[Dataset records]
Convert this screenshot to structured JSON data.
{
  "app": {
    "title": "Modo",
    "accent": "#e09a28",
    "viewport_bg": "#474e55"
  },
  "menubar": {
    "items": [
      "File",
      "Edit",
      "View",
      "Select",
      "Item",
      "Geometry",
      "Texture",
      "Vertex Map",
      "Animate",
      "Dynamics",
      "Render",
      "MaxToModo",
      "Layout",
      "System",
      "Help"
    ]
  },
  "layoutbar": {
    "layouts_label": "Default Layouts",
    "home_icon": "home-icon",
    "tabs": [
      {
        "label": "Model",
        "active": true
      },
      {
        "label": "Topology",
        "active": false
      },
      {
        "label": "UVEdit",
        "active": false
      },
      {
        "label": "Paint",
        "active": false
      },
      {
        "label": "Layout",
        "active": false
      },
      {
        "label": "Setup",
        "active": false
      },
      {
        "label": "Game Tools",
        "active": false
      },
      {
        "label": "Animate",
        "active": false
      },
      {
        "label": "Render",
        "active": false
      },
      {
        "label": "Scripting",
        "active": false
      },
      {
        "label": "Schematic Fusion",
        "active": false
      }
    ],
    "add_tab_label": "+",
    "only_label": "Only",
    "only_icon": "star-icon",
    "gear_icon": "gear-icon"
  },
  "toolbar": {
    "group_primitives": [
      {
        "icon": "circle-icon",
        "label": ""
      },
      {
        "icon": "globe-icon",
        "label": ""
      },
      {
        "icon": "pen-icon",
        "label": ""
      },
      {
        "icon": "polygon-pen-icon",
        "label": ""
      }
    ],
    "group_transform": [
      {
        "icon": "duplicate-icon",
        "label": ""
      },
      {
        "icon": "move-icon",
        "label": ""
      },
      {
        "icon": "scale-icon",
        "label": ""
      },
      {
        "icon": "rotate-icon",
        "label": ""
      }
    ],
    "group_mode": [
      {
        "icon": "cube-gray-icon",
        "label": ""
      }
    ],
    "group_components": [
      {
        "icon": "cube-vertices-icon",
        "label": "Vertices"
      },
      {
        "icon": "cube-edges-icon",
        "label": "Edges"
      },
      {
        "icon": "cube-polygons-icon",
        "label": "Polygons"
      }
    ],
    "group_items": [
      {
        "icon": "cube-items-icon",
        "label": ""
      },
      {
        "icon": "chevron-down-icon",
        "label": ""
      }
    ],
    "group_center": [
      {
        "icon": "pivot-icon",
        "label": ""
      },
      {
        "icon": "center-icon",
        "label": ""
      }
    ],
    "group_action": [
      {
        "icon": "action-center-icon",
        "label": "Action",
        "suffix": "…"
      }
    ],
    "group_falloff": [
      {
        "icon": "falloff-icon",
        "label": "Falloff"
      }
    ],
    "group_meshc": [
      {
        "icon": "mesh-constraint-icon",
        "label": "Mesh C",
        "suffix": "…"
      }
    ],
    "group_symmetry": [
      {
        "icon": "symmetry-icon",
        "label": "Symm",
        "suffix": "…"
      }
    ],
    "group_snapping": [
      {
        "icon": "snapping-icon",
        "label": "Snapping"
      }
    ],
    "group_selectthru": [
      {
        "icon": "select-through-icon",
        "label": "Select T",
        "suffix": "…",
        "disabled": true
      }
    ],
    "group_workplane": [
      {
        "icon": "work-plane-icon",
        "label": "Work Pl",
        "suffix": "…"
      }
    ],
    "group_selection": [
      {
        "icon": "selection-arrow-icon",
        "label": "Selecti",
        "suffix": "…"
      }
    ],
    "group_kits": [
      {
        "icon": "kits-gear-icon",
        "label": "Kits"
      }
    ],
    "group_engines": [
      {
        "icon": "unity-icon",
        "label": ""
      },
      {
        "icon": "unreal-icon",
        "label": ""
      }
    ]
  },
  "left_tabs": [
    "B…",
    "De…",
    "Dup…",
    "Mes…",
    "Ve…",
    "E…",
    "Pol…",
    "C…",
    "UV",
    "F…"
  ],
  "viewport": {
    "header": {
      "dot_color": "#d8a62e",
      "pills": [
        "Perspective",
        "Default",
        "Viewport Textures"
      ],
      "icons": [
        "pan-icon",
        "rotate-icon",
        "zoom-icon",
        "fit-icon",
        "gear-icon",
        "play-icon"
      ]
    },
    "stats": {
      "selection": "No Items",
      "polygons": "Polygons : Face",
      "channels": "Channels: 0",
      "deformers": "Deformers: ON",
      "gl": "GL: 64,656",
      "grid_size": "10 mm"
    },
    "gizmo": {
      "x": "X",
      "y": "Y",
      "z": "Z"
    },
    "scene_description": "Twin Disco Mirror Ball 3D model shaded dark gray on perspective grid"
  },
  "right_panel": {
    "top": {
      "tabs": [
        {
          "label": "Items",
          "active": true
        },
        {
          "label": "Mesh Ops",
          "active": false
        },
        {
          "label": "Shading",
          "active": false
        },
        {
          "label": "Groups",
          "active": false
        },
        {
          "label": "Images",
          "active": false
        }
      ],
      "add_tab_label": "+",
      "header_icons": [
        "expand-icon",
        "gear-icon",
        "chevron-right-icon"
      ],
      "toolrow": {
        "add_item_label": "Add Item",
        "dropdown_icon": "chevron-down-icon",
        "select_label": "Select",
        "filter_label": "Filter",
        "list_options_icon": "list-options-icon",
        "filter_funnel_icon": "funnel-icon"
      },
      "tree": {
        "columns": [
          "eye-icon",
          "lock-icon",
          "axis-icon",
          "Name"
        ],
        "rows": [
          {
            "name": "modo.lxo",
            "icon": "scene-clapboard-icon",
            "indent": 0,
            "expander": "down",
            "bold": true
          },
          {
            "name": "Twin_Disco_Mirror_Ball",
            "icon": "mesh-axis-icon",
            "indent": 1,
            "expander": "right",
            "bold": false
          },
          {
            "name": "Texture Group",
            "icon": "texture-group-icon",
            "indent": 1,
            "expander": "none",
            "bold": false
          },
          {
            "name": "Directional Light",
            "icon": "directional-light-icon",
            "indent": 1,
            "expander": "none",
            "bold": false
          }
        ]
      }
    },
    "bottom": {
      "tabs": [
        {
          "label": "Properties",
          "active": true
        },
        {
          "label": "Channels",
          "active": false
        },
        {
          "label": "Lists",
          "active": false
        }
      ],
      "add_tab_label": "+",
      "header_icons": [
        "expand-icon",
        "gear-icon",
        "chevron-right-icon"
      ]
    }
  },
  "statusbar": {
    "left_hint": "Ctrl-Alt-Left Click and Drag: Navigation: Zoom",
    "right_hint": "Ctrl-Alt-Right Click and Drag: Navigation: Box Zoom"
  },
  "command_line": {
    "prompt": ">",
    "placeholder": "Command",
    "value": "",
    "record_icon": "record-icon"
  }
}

### Problem to solve
Retype the entries exactly, including every line.

### The result
Convert this screenshot to structured JSON data.
{
  "app": {
    "title": "Modo",
    "accent": "#e09a28",
    "viewport_bg": "#474e55"
  },
  "menubar": {
    "items": [
      "File",
      "Edit",
      "View",
      "Select",
      "Item",
      "Geometry",
      "Texture",
      "Vertex Map",
      "Animate",
      "Dynamics",
      "Render",
      "MaxToModo",
      "Layout",
      "System",
      "Help"
    ]
  },
  "layoutbar": {
    "layouts_label": "Default Layouts",
    "home_icon": "home-icon",
    "tabs": [
      {
        "label": "Model",
        "active": true
      },
      {
        "label": "Topology",
        "active": false
      },
      {
        "label": "UVEdit",
        "active": false
      },
      {
        "label": "Paint",
        "active": false
      },
      {
        "label": "Layout",
        "active": false
      },
      {
        "label": "Setup",
        "active": false
      },
      {
        "label": "Game Tools",
        "active": false
      },
      {
        "label": "Animate",
        "active": false
      },
      {
        "label": "Render",
        "active": false
      },
      {
        "label": "Scripting",
        "active": false
      },
      {
        "label": "Schematic Fusion",
        "active": false
      }
    ],
    "add_tab_label": "+",
    "only_label": "Only",
    "only_icon": "star-icon",
    "gear_icon": "gear-icon"
  },
  "toolbar": {
    "group_primitives": [
      {
        "icon": "circle-icon",
        "label": ""
      },
      {
        "icon": "globe-icon",
        "label": ""
      },
      {
        "icon": "pen-icon",
        "label": ""
      },
      {
        "icon": "polygon-pen-icon",
        "label": ""
      }
    ],
    "group_transform": [
      {
        "icon": "duplicate-icon",
        "label": ""
      },
      {
        "icon": "move-icon",
        "label": ""
      },
      {
        "icon": "scale-icon",
        "label": ""
      },
      {
        "icon": "rotate-icon",
        "label": ""
      }
    ],
    "group_mode": [
      {
        "icon": "cube-gray-icon",
        "label": ""
      }
    ],
    "group_components": [
      {
        "icon": "cube-vertices-icon",
        "label": "Vertices"
      },
      {
        "icon": "cube-edges-icon",
        "label": "Edges"
      },
      {
        "icon": "cube-polygons-icon",
        "label": "Polygons"
      }
    ],
    "group_items": [
      {
        "icon": "cube-items-icon",
        "label": ""
      },
      {
        "icon": "chevron-down-icon",
        "label": ""
      }
    ],
    "group_center": [
      {
        "icon": "pivot-icon",
        "label": ""
      },
      {
        "icon": "center-icon",
        "label": ""
      }
    ],
    "group_action": [
      {
        "icon": "action-center-icon",
        "label": "Action",
        "suffix": "…"
      }
    ],
    "group_falloff": [
      {
        "icon": "falloff-icon",
        "label": "Falloff"
      }
    ],
    "group_meshc": [
      {
        "icon": "mesh-constraint-icon",
        "label": "Mesh C",
        "suffix": "…"
      }
    ],
    "group_symmetry": [
      {
        "icon": "symmetry-icon",
        "label": "Symm",
        "suffix": "…"
      }
    ],
    "group_snapping": [
      {
        "icon": "snapping-icon",
        "label": "Snapping"
      }
    ],
    "group_selectthru": [
      {
        "icon": "select-through-icon",
        "label": "Select T",
        "suffix": "…",
        "disabled": true
      }
    ],
    "group_workplane": [
      {
        "icon": "work-plane-icon",
        "label": "Work Pl",
        "suffix": "…"
      }
    ],
    "group_selection": [
      {
        "icon": "selection-arrow-icon",
        "label": "Selecti",
        "suffix": "…"
      }
    ],
    "group_kits": [
      {
        "icon": "kits-gear-icon",
        "label": "Kits"
      }
    ],
    "group_engines": [
      {
        "icon": "unity-icon",
        "label": ""
      },
      {
        "icon": "unreal-icon",
        "label": ""
      }
    ]
  },
  "left_tabs": [
    "B…",
    "De…",
    "Dup…",
    "Mes…",
    "Ve…",
    "E…",
    "Pol…",
    "C…",
    "UV",
    "F…"
  ],
  "viewport": {
    "header": {
      "dot_color": "#d8a62e",
      "pills": [
        "Perspective",
        "Default",
        "Viewport Textures"
      ],
      "icons": [
        "pan-icon",
        "rotate-icon",
        "zoom-icon",
        "fit-icon",
        "gear-icon",
        "play-icon"
      ]
    },
    "stats": {
      "selection": "No Items",
      "polygons": "Polygons : Face",
      "channels": "Channels: 0",
      "deformers": "Deformers: ON",
      "gl": "GL: 64,656",
      "grid_size": "10 mm"
    },
    "gizmo": {
      "x": "X",
      "y": "Y",
      "z": "Z"
    },
    "scene_description": "Twin Disco Mirror Ball 3D model shaded dark gray on perspective grid"
  },
  "right_panel": {
    "top": {
      "tabs": [
        {
          "label": "Items",
          "active": true
        },
        {
          "label": "Mesh Ops",
          "active": false
        },
        {
          "label": "Shading",
          "active": false
        },
        {
          "label": "Groups",
          "active": false
        },
        {
          "label": "Images",
          "active": false
        }
      ],
      "add_tab_label": "+",
      "header_icons": [
        "expand-icon",
        "gear-icon",
        "chevron-right-icon"
      ],
      "toolrow": {
        "add_item_label": "Add Item",
        "dropdown_icon": "chevron-down-icon",
        "select_label": "Select",
        "filter_label": "Filter",
        "list_options_icon": "list-options-icon",
        "filter_funnel_icon": "funnel-icon"
      },
      "tree": {
        "columns": [
          "eye-icon",
          "lock-icon",
          "axis-icon",
          "Name"
        ],
        "rows": [
          {
            "name": "modo.lxo",
            "icon": "scene-clapboard-icon",
            "indent": 0,
            "expander": "down",
            "bold": true
          },
          {
            "name": "Twin_Disco_Mirror_Ball",
            "icon": "mesh-axis-icon",
            "indent": 1,
            "expander": "right",
            "bold": false
          },
          {
            "name": "Texture Group",
            "icon": "texture-group-icon",
            "indent": 1,
            "expander": "none",
            "bold": false
          },
          {
            "name": "Directional Light",
            "icon": "directional-light-icon",
            "indent": 1,
            "expander": "none",
            "bold": false
          }
        ]
      }
    },
    "bottom": {
      "tabs": [
        {
          "label": "Properties",
          "active": true
        },
        {
          "label": "Channels",
          "active": false
        },
        {
          "label": "Lists",
          "active": false
        }
      ],
      "add_tab_label": "+",
      "header_icons": [
        "expand-icon",
        "gear-icon",
        "chevron-right-icon"
      ]
    }
  },
  "statusbar": {
    "left_hint": "Ctrl-Alt-Left Click and Drag: Navigation: Zoom",
    "right_hint": "Ctrl-Alt-Right Click and Drag: Navigation: Box Zoom"
  },
  "command_line": {
    "prompt": ">",
    "placeholder": "Command",
    "value": "",
    "record_icon": "record-icon"
  }
}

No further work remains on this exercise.